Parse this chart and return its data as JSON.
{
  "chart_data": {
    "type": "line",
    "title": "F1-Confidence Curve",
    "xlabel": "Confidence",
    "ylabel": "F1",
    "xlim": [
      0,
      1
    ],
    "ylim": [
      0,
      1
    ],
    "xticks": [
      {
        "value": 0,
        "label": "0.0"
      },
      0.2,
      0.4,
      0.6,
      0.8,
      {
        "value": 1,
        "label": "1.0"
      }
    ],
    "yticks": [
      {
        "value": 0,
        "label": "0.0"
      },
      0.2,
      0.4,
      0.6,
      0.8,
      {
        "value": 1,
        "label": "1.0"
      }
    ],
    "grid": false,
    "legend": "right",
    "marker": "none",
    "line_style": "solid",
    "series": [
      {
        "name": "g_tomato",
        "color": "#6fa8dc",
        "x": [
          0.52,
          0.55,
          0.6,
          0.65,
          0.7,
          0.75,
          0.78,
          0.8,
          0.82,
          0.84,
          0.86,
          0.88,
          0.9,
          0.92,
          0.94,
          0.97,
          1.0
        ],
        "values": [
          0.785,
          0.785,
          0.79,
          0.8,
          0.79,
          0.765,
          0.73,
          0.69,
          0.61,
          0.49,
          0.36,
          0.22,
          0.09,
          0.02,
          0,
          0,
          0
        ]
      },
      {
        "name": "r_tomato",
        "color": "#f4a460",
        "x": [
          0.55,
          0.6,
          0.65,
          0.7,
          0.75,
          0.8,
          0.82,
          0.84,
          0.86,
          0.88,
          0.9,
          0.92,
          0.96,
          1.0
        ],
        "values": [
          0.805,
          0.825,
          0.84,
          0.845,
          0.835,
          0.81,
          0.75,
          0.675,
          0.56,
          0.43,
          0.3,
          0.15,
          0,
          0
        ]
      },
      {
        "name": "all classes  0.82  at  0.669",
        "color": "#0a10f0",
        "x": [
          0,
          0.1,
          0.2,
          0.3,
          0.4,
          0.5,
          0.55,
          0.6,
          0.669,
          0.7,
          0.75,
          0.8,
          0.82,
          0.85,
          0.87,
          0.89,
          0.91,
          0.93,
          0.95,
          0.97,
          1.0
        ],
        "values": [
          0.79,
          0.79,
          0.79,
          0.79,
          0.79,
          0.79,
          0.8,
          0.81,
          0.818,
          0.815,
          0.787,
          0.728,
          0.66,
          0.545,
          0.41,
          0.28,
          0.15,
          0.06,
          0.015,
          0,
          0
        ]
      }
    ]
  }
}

:::::

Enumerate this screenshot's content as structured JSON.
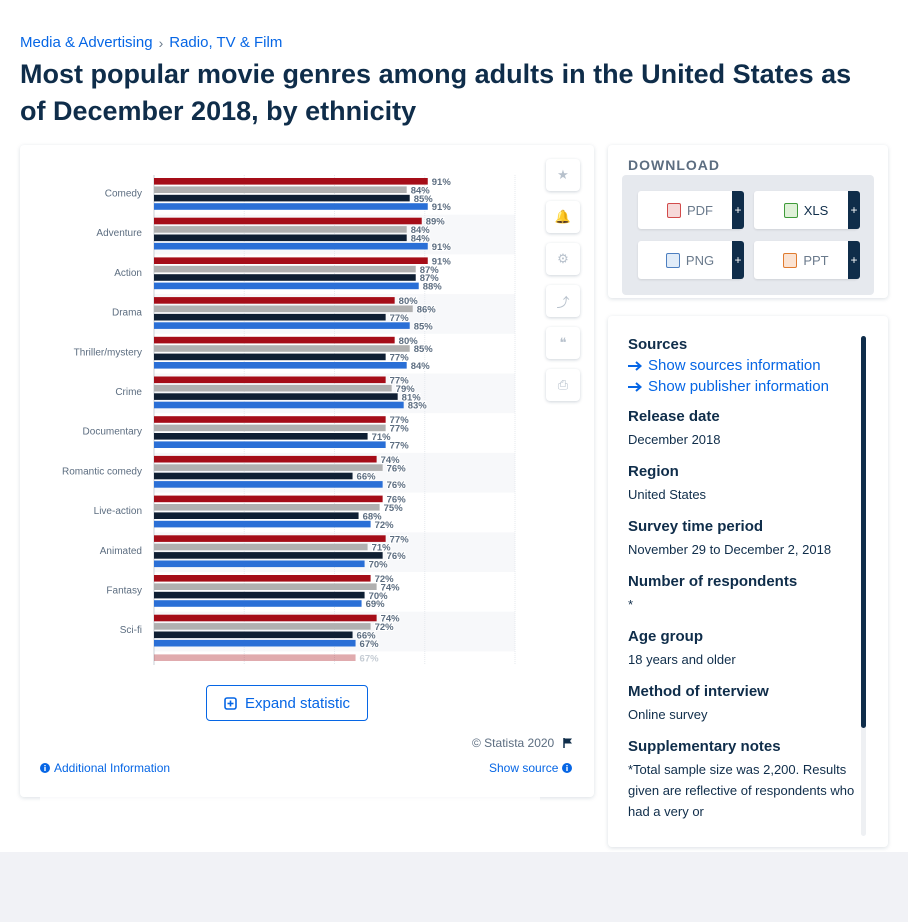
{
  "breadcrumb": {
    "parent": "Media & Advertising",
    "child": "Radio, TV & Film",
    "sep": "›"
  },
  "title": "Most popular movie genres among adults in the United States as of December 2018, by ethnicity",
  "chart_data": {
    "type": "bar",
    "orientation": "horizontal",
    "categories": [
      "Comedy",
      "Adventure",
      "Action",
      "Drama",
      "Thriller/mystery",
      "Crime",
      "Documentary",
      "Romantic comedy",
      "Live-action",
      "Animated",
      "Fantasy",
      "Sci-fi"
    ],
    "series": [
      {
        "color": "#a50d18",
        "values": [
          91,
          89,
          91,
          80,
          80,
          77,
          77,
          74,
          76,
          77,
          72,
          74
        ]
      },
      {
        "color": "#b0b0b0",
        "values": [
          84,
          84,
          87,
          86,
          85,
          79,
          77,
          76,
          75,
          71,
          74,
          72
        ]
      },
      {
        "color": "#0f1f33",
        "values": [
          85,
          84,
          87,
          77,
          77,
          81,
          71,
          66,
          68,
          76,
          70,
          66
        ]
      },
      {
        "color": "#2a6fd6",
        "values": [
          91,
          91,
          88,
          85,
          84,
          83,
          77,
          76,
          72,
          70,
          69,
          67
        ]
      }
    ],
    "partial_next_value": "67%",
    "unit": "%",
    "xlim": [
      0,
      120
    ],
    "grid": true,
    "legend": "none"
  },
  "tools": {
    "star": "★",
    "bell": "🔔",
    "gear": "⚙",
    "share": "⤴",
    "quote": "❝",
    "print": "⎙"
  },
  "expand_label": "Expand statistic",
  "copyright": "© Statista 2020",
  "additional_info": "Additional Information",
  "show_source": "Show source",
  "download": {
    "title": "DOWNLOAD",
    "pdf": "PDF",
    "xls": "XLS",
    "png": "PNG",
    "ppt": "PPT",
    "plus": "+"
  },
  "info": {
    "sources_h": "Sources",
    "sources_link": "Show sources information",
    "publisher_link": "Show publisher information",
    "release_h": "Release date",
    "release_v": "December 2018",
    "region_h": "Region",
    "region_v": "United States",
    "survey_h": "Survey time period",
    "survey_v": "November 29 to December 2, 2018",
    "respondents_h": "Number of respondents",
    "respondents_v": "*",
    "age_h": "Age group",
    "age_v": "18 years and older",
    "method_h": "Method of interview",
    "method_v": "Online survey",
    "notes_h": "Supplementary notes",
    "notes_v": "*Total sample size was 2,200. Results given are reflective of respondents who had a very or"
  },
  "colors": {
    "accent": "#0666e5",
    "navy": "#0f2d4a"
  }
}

:::::

Stated goal
Copy every line that includes the string "this" from the material above.

Correct response
Parse this chart and return its data as JSON.
Enumerate this screenshot's content as structured JSON.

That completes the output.